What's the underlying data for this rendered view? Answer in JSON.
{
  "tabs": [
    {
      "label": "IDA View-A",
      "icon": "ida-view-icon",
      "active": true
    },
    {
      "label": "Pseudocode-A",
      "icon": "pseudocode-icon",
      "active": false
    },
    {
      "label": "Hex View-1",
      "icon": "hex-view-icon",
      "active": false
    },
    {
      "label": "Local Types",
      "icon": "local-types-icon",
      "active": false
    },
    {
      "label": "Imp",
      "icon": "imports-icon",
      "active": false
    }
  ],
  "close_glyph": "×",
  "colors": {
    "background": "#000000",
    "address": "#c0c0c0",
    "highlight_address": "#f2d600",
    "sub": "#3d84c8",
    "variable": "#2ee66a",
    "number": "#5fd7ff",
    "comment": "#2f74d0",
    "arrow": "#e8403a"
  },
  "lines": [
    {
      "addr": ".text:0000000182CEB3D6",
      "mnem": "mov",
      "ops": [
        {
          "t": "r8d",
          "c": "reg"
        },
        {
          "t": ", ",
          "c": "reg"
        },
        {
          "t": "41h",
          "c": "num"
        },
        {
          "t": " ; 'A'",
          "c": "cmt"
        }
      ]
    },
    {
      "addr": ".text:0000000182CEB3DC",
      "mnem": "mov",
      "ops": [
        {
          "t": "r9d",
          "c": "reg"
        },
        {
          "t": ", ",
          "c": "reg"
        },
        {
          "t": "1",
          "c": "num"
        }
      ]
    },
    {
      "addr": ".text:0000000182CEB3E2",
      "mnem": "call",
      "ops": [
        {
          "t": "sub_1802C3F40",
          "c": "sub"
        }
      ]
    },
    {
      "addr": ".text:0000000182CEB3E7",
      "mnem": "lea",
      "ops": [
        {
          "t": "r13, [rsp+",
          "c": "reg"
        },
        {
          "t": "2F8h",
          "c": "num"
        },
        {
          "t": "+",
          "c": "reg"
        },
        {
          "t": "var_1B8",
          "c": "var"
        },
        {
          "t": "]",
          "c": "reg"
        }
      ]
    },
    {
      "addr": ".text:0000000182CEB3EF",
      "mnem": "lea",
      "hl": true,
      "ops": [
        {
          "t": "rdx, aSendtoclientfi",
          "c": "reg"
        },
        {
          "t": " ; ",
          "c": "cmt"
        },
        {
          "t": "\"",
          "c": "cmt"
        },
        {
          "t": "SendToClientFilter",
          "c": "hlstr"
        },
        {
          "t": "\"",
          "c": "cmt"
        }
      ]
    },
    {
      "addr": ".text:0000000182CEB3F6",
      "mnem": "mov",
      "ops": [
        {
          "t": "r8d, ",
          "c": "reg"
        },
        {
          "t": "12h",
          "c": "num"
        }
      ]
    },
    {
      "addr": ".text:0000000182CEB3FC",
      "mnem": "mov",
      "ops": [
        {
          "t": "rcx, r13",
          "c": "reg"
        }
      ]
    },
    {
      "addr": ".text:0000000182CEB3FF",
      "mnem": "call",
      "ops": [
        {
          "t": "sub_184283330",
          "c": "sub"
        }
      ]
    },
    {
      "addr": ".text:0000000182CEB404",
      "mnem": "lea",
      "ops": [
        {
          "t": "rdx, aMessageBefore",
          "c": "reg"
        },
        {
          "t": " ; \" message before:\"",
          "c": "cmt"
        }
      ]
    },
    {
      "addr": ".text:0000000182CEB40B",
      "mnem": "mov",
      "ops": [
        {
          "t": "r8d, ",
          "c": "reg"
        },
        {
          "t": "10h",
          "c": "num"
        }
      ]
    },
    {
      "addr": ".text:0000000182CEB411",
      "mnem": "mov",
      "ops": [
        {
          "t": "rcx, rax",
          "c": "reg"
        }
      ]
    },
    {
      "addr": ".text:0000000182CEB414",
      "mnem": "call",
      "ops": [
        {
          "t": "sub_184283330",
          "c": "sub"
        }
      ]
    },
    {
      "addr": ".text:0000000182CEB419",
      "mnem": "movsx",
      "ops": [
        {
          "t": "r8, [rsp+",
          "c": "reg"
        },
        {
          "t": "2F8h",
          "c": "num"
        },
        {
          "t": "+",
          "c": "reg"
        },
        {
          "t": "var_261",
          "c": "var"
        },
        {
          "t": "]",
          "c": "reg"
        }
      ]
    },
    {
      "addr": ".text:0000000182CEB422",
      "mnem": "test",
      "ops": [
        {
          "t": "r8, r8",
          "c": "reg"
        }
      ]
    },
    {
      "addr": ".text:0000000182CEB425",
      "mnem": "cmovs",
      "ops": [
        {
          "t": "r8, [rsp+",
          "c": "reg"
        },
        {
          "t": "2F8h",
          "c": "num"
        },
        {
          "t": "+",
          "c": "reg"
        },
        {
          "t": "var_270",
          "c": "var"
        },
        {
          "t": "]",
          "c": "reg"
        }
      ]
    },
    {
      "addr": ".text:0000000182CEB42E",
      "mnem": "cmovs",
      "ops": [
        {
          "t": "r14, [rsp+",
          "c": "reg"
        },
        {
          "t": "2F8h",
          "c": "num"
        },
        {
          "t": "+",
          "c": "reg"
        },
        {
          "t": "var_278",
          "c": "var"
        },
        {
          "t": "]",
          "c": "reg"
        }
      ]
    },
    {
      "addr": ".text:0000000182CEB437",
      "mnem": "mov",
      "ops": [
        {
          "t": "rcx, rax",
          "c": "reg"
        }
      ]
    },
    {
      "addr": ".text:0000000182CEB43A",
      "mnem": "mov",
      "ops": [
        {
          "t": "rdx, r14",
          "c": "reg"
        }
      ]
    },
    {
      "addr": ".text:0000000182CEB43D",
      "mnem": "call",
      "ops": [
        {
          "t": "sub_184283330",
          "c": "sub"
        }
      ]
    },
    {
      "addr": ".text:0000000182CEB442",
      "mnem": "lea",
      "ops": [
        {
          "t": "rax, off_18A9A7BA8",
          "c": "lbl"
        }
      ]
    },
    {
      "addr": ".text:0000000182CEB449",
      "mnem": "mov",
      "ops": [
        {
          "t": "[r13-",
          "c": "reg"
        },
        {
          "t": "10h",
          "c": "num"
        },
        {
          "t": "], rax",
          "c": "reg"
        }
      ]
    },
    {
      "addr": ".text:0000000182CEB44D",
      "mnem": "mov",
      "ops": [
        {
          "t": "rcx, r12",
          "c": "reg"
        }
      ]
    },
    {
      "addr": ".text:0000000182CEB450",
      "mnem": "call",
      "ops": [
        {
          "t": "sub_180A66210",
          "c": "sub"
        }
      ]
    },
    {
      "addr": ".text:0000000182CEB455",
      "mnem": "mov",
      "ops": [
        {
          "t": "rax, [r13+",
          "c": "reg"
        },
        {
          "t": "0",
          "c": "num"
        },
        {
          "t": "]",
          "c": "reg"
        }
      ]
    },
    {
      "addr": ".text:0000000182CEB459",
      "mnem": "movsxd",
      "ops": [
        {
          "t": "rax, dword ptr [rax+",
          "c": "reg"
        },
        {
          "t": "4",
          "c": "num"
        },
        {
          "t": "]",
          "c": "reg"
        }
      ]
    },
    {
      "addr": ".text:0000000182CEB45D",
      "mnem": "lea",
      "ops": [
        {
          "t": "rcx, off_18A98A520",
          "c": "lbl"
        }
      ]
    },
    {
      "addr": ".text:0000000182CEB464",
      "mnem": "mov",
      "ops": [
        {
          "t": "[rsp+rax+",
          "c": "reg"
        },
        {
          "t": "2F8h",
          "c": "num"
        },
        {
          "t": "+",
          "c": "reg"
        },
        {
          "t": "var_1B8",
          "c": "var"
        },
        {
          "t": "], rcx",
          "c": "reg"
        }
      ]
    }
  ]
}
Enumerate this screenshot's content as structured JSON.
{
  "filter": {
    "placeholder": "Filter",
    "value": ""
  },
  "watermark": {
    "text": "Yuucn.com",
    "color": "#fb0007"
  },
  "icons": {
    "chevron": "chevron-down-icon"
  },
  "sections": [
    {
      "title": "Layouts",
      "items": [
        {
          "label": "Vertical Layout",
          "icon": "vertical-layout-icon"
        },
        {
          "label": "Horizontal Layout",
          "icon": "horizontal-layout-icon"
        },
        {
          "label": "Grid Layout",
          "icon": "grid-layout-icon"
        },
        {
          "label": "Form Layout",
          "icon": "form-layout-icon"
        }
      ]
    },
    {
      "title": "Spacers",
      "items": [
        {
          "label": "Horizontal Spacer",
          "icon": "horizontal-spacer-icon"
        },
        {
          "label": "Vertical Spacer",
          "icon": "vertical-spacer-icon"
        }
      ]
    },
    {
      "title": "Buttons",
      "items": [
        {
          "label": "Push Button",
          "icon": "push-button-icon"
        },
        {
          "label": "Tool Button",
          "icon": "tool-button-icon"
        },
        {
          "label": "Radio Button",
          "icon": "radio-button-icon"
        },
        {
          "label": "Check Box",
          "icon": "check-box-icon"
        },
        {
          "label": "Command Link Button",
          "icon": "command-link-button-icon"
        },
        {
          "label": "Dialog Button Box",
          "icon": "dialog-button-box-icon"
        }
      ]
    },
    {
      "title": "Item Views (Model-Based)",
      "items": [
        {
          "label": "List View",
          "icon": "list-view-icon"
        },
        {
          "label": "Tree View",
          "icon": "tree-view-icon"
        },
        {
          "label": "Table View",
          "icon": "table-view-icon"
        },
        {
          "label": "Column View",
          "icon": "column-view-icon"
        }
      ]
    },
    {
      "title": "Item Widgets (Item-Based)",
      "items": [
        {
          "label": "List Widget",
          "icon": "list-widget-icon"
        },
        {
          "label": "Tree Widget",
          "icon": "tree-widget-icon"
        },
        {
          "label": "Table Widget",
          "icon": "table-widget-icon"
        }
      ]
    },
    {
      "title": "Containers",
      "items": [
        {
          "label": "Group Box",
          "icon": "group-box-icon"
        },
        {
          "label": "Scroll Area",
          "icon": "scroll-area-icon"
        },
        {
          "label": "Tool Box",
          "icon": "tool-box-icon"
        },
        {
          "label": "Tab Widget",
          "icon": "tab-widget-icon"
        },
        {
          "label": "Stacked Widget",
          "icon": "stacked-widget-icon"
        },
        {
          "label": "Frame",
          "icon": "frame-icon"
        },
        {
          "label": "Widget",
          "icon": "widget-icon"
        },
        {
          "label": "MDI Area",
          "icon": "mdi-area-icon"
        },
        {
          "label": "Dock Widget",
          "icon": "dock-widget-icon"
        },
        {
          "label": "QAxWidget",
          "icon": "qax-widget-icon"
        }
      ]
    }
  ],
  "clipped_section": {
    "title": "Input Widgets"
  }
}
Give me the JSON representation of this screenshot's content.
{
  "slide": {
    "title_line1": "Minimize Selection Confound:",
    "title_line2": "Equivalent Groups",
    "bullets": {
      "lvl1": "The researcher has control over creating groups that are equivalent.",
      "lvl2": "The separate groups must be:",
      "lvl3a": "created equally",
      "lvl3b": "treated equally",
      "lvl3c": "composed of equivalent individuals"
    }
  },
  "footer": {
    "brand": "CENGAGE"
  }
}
====================
GOAL>
Repeat the lines from the one containing "Give me the" through the end of the listing, exactly and without any other lines; both ends are included.

ANSWER TO THE TASK>
Give me the JSON representation of this screenshot's content.
{
  "slide": {
    "title_line1": "Minimize Selection Confound:",
    "title_line2": "Equivalent Groups",
    "bullets": {
      "lvl1": "The researcher has control over creating groups that are equivalent.",
      "lvl2": "The separate groups must be:",
      "lvl3a": "created equally",
      "lvl3b": "treated equally",
      "lvl3c": "composed of equivalent individuals"
    }
  },
  "footer": {
    "brand": "CENGAGE"
  }
}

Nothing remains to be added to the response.